● What needs to be done: Search the listing below for the word "this" and copy each line that holds it.

● Supplied material:

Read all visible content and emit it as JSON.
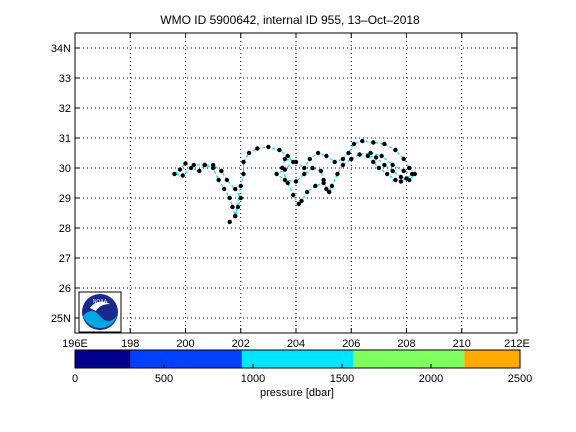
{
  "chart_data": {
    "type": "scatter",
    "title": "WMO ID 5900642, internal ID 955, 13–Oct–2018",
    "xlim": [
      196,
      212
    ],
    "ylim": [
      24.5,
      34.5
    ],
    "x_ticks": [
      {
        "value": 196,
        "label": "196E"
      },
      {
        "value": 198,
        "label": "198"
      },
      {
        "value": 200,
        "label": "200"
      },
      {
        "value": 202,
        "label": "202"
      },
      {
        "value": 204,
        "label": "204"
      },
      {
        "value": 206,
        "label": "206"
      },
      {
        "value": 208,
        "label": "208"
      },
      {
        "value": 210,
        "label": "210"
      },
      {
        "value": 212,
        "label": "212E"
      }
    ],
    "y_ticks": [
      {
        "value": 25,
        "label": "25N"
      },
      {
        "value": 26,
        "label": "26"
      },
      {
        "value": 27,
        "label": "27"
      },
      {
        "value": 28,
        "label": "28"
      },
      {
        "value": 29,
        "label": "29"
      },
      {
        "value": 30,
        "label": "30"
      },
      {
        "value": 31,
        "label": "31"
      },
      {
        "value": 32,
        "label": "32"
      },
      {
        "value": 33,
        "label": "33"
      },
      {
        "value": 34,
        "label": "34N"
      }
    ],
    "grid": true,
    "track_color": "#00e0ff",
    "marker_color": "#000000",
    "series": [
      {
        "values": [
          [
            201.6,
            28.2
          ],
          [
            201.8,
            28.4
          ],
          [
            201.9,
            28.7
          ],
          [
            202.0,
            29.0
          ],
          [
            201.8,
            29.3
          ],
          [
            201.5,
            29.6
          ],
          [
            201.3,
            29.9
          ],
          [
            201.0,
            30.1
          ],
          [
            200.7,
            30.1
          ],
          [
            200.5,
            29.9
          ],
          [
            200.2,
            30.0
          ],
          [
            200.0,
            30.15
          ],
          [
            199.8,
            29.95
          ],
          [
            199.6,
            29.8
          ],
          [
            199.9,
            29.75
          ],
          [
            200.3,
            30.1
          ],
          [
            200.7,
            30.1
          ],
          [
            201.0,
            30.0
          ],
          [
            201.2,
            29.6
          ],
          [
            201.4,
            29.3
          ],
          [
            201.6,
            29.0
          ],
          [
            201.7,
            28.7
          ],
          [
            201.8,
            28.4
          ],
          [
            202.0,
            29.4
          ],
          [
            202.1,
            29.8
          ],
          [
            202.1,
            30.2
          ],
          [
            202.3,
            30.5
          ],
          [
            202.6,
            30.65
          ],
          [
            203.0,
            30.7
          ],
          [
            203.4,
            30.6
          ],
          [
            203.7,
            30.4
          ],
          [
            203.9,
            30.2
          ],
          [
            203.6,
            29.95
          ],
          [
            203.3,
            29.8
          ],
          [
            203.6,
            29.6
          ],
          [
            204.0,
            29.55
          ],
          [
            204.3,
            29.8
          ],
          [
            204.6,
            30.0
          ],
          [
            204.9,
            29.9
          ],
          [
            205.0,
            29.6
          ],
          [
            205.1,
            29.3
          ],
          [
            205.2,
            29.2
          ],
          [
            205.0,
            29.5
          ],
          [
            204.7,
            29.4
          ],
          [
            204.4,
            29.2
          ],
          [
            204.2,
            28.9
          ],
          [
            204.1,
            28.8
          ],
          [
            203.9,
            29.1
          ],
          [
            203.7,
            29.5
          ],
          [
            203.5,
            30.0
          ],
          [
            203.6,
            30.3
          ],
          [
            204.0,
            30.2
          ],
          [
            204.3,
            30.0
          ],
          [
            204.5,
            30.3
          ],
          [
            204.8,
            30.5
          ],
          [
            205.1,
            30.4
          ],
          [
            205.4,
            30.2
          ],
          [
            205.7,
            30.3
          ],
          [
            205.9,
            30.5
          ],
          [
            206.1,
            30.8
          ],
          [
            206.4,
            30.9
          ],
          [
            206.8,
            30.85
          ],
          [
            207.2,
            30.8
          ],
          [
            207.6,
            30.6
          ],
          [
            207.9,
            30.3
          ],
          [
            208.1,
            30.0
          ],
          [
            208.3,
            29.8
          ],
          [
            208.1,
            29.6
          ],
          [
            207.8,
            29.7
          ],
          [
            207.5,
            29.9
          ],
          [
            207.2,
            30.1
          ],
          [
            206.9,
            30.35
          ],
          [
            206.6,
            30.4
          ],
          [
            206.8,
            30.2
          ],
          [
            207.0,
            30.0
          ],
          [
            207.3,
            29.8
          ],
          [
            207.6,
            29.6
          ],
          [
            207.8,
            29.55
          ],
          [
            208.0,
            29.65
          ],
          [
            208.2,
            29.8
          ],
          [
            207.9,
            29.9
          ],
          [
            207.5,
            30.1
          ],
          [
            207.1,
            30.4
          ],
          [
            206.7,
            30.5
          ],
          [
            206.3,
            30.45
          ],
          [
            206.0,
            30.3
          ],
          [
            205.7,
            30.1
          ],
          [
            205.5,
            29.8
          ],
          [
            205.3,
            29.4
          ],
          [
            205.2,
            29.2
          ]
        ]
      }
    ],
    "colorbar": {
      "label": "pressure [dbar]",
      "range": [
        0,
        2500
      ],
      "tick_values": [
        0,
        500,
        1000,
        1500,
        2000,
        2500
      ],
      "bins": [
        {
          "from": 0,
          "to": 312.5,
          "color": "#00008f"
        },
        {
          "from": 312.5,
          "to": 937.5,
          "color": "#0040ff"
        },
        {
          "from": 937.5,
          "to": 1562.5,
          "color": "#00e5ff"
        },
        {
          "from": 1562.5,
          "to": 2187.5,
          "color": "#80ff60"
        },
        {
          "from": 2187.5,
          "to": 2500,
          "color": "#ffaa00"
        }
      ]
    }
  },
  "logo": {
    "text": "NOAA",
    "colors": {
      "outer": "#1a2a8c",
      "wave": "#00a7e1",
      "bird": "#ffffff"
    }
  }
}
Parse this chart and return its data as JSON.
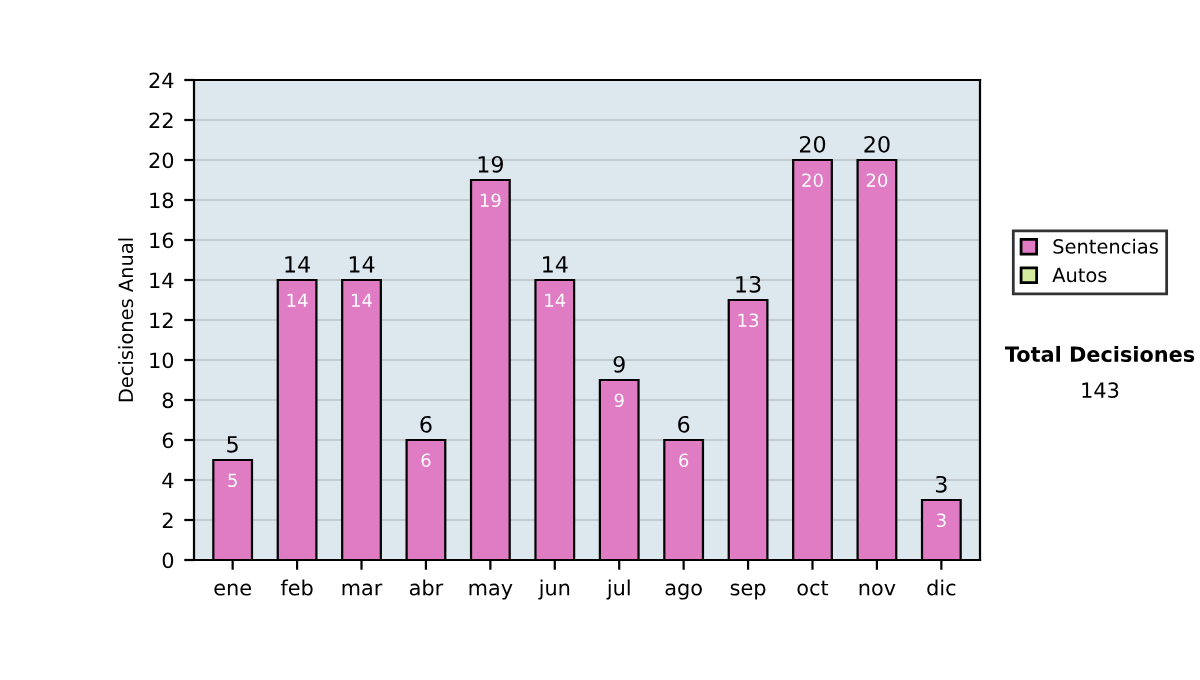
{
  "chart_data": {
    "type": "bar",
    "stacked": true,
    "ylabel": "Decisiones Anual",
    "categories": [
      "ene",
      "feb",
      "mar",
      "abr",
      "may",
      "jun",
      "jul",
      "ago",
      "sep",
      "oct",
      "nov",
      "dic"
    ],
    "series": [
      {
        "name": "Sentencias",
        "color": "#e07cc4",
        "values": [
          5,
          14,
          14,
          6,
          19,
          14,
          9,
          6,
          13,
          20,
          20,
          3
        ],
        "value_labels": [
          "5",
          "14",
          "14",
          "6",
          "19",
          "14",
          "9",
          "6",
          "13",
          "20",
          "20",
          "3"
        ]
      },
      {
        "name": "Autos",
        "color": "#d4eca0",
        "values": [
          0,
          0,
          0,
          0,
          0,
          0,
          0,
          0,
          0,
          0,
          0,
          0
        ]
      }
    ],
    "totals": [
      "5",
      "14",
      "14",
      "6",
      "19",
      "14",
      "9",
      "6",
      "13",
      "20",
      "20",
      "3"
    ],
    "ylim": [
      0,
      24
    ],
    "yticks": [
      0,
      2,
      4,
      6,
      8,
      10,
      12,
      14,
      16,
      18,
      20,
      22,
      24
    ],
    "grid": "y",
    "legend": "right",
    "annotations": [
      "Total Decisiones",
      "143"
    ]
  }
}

* * *

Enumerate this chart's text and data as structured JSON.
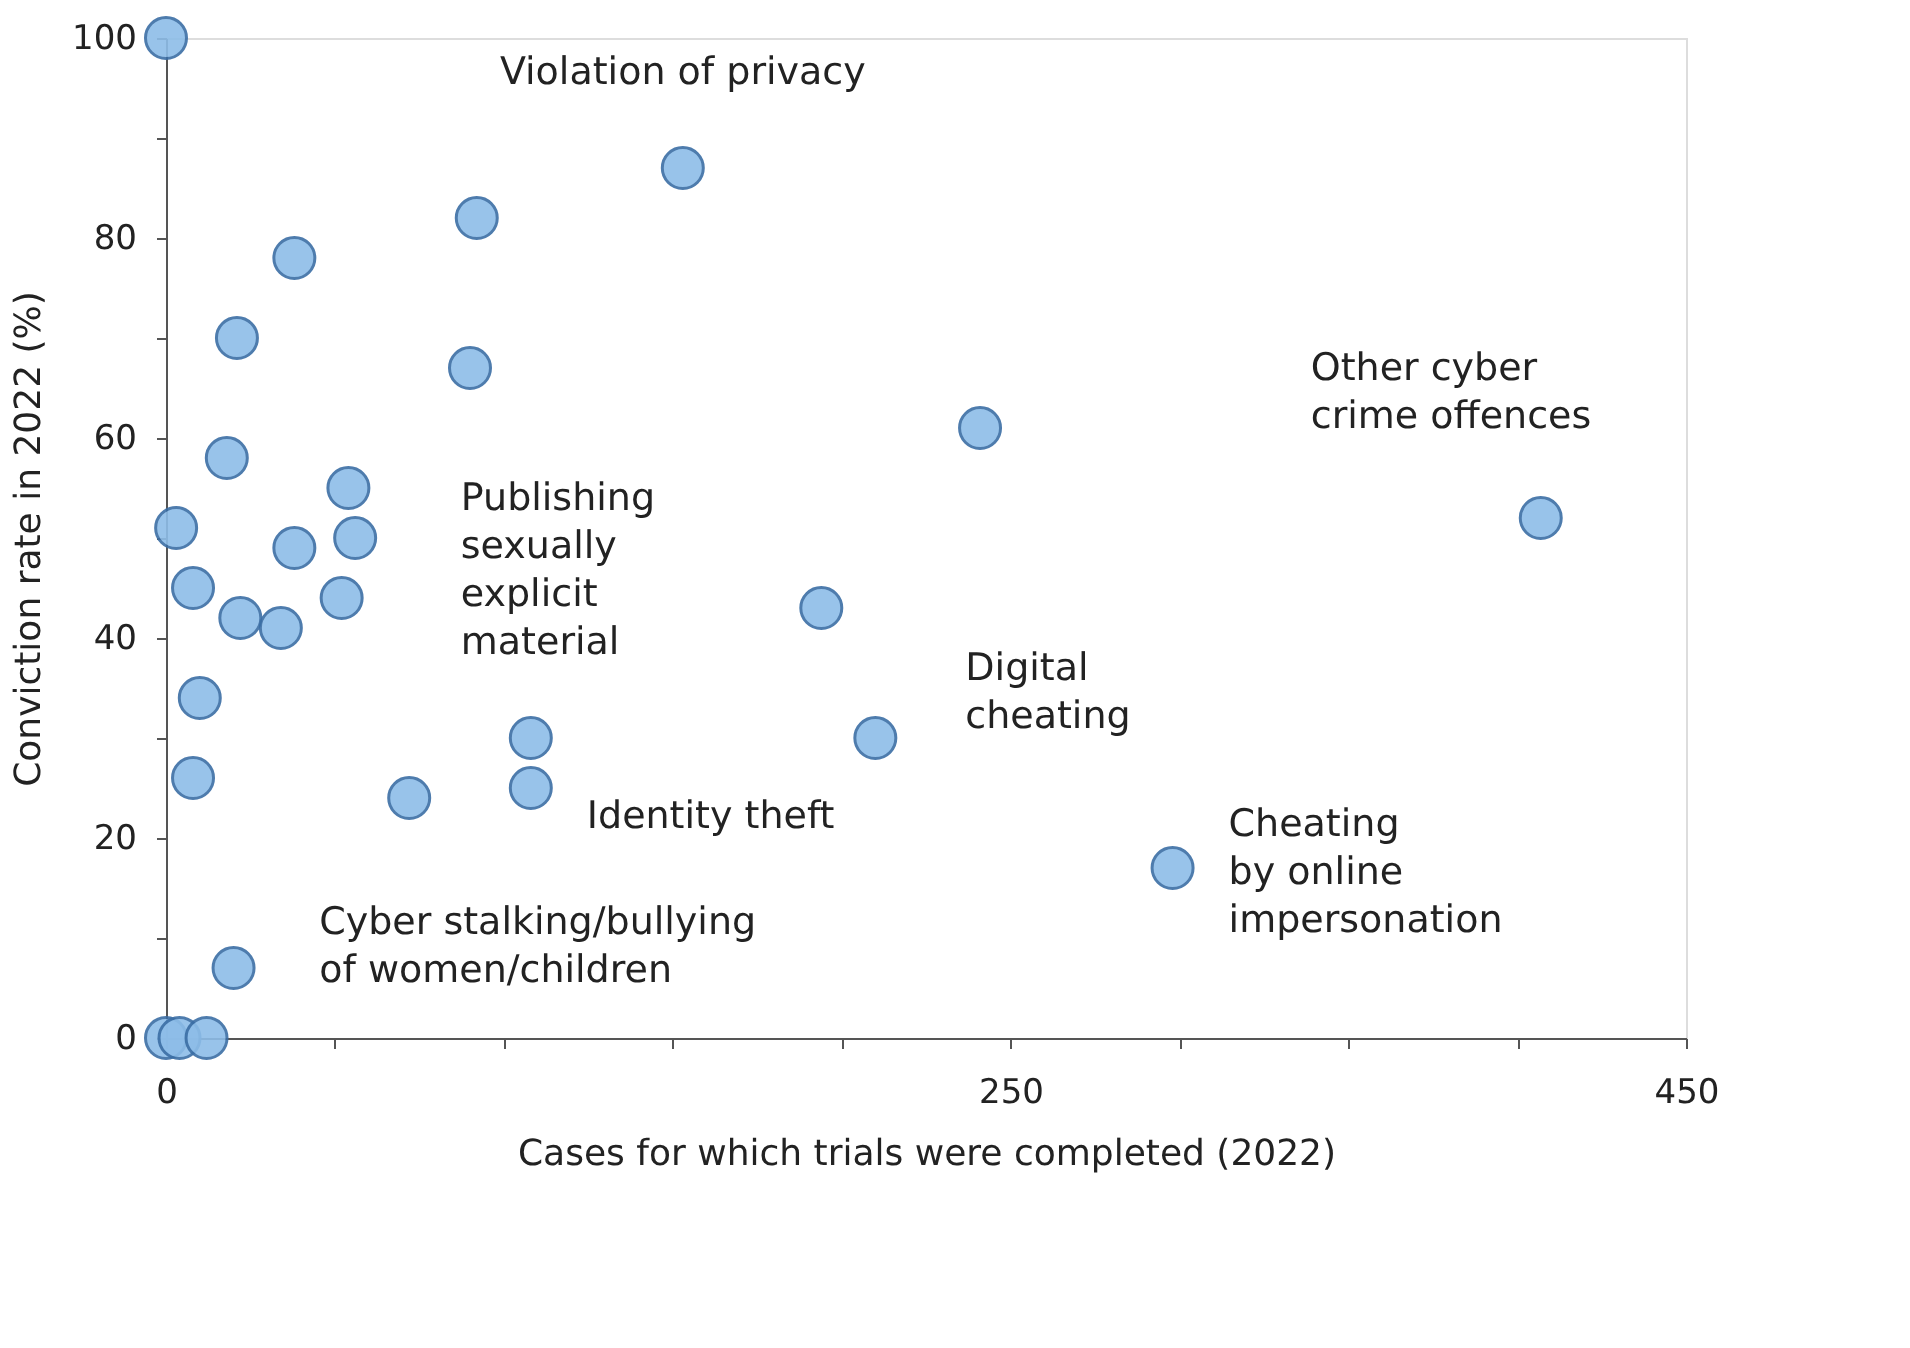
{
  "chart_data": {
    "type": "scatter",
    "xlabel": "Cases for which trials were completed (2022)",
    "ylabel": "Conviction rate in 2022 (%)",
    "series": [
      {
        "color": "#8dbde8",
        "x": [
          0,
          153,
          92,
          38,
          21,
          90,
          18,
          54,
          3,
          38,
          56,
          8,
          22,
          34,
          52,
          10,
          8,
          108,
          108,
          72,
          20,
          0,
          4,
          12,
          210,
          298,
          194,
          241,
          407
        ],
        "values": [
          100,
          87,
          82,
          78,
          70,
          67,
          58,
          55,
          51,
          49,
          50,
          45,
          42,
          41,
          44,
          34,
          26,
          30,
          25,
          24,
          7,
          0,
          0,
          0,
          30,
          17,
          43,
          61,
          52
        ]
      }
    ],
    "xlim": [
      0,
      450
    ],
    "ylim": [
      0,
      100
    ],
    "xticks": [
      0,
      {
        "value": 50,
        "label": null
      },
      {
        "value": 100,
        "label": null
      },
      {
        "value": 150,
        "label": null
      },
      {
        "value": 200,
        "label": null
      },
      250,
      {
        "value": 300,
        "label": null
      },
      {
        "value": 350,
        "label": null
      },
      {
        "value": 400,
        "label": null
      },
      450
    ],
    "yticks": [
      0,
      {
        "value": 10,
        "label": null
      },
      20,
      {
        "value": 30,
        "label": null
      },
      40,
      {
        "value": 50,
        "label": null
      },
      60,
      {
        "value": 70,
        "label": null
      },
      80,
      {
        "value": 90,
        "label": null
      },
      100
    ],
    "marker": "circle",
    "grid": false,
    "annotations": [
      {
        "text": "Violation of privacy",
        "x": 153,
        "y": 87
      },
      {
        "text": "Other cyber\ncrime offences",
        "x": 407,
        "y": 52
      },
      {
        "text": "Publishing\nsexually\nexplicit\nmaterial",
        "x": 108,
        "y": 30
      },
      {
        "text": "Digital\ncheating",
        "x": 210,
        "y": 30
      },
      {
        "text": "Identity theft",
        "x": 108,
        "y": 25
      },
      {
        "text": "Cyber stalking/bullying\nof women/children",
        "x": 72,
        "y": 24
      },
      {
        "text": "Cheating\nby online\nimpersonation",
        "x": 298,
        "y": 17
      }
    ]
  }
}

● Written response:
Parse this chart and return its data as JSON.
Enumerate this chart's text and data as structured JSON.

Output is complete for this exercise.